Dataset items:
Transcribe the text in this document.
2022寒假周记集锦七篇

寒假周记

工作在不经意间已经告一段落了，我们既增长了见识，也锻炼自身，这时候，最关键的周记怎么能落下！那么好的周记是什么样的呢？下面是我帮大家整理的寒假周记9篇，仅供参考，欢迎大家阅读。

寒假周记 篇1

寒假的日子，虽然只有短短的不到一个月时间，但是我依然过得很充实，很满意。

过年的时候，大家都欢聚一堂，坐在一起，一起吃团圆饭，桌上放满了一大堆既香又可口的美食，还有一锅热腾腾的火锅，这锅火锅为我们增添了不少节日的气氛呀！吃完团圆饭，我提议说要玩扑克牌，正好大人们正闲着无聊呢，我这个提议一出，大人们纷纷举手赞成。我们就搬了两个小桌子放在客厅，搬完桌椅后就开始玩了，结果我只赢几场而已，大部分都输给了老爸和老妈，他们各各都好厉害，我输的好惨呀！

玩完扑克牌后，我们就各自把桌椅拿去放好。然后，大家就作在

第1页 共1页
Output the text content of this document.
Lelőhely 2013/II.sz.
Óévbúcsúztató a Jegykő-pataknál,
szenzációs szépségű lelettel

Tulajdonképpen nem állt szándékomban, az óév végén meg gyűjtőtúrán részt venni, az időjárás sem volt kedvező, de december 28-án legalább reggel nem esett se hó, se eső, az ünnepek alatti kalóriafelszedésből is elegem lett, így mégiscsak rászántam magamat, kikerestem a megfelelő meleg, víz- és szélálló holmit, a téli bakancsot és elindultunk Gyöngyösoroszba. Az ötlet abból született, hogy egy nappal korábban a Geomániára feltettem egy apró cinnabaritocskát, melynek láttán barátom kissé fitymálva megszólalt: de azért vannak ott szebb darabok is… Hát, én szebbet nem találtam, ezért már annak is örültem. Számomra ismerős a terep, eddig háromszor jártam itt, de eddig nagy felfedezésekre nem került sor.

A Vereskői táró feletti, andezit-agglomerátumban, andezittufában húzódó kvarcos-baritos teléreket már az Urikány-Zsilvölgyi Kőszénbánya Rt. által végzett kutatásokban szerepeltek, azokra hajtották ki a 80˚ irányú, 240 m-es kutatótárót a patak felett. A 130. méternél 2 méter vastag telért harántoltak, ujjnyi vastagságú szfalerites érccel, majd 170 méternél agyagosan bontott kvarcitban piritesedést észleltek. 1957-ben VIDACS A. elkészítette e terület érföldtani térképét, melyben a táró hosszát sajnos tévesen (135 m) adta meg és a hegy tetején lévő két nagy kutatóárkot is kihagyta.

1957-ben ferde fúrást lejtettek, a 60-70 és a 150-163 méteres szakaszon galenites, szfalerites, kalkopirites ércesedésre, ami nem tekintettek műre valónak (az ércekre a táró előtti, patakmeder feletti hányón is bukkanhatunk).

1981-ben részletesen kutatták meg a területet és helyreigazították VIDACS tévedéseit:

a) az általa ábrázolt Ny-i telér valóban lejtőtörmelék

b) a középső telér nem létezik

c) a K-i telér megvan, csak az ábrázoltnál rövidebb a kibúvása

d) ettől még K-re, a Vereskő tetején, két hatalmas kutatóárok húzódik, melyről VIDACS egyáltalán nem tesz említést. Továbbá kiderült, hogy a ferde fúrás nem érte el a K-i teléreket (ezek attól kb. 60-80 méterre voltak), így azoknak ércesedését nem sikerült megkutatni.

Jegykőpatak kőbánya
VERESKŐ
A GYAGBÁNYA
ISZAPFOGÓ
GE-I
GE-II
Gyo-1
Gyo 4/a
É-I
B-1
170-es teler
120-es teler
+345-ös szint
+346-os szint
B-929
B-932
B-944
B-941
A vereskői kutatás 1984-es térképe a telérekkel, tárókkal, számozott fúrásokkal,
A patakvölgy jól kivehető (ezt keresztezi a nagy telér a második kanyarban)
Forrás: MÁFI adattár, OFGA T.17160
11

Aim
Would you write down every record again, exactly?

Response to this exercise
Transcribe the text in this document.
2022寒假周记集锦七篇

寒假周记

工作在不经意间已经告一段落了，我们既增长了见识，也锻炼自身，这时候，最关键的周记怎么能落下！那么好的周记是什么样的呢？下面是我帮大家整理的寒假周记9篇，仅供参考，欢迎大家阅读。

寒假周记 篇1

寒假的日子，虽然只有短短的不到一个月时间，但是我依然过得很充实，很满意。

过年的时候，大家都欢聚一堂，坐在一起，一起吃团圆饭，桌上放满了一大堆既香又可口的美食，还有一锅热腾腾的火锅，这锅火锅为我们增添了不少节日的气氛呀！吃完团圆饭，我提议说要玩扑克牌，正好大人们正闲着无聊呢，我这个提议一出，大人们纷纷举手赞成。我们就搬了两个小桌子放在客厅，搬完桌椅后就开始玩了，结果我只赢几场而已，大部分都输给了老爸和老妈，他们各各都好厉害，我输的好惨呀！

玩完扑克牌后，我们就各自把桌椅拿去放好。然后，大家就作在

第1页 共1页
Output the text content of this document.
Lelőhely 2013/II.sz.
Óévbúcsúztató a Jegykő-pataknál,
szenzációs szépségű lelettel

Tulajdonképpen nem állt szándékomban, az óév végén meg gyűjtőtúrán részt venni, az időjárás sem volt kedvező, de december 28-án legalább reggel nem esett se hó, se eső, az ünnepek alatti kalóriafelszedésből is elegem lett, így mégiscsak rászántam magamat, kikerestem a megfelelő meleg, víz- és szélálló holmit, a téli bakancsot és elindultunk Gyöngyösoroszba. Az ötlet abból született, hogy egy nappal korábban a Geomániára feltettem egy apró cinnabaritocskát, melynek láttán barátom kissé fitymálva megszólalt: de azért vannak ott szebb darabok is… Hát, én szebbet nem találtam, ezért már annak is örültem. Számomra ismerős a terep, eddig háromszor jártam itt, de eddig nagy felfedezésekre nem került sor.

A Vereskői táró feletti, andezit-agglomerátumban, andezittufában húzódó kvarcos-baritos teléreket már az Urikány-Zsilvölgyi Kőszénbánya Rt. által végzett kutatásokban szerepeltek, azokra hajtották ki a 80˚ irányú, 240 m-es kutatótárót a patak felett. A 130. méternél 2 méter vastag telért harántoltak, ujjnyi vastagságú szfalerites érccel, majd 170 méternél agyagosan bontott kvarcitban piritesedést észleltek. 1957-ben VIDACS A. elkészítette e terület érföldtani térképét, melyben a táró hosszát sajnos tévesen (135 m) adta meg és a hegy tetején lévő két nagy kutatóárkot is kihagyta.

1957-ben ferde fúrást lejtettek, a 60-70 és a 150-163 méteres szakaszon galenites, szfalerites, kalkopirites ércesedésre, ami nem tekintettek műre valónak (az ércekre a táró előtti, patakmeder feletti hányón is bukkanhatunk).

1981-ben részletesen kutatták meg a területet és helyreigazították VIDACS tévedéseit:

a) az általa ábrázolt Ny-i telér valóban lejtőtörmelék

b) a középső telér nem létezik

c) a K-i telér megvan, csak az ábrázoltnál rövidebb a kibúvása

d) ettől még K-re, a Vereskő tetején, két hatalmas kutatóárok húzódik, melyről VIDACS egyáltalán nem tesz említést. Továbbá kiderült, hogy a ferde fúrás nem érte el a K-i teléreket (ezek attól kb. 60-80 méterre voltak), így azoknak ércesedését nem sikerült megkutatni.

Jegykőpatak kőbánya
VERESKŐ
A GYAGBÁNYA
ISZAPFOGÓ
GE-I
GE-II
Gyo-1
Gyo 4/a
É-I
B-1
170-es teler
120-es teler
+345-ös szint
+346-os szint
B-929
B-932
B-944
B-941
A vereskői kutatás 1984-es térképe a telérekkel, tárókkal, számozott fúrásokkal,
A patakvölgy jól kivehető (ezt keresztezi a nagy telér a második kanyarban)
Forrás: MÁFI adattár, OFGA T.17160
11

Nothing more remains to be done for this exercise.